• [TO BE DONE] Would you extract the whole listing below and retype it exactly?

>> Begin

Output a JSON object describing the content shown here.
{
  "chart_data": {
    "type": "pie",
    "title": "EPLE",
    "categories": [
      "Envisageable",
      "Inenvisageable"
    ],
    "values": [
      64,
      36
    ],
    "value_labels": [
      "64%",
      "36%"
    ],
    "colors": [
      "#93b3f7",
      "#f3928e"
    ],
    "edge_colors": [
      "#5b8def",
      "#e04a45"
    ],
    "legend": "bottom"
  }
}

>> End

• [PROBLEM SOLUTION]
Output a JSON object describing the content shown here.
{
  "chart_data": {
    "type": "pie",
    "title": "EPLE",
    "categories": [
      "Envisageable",
      "Inenvisageable"
    ],
    "values": [
      64,
      36
    ],
    "value_labels": [
      "64%",
      "36%"
    ],
    "colors": [
      "#93b3f7",
      "#f3928e"
    ],
    "edge_colors": [
      "#5b8def",
      "#e04a45"
    ],
    "legend": "bottom"
  }
}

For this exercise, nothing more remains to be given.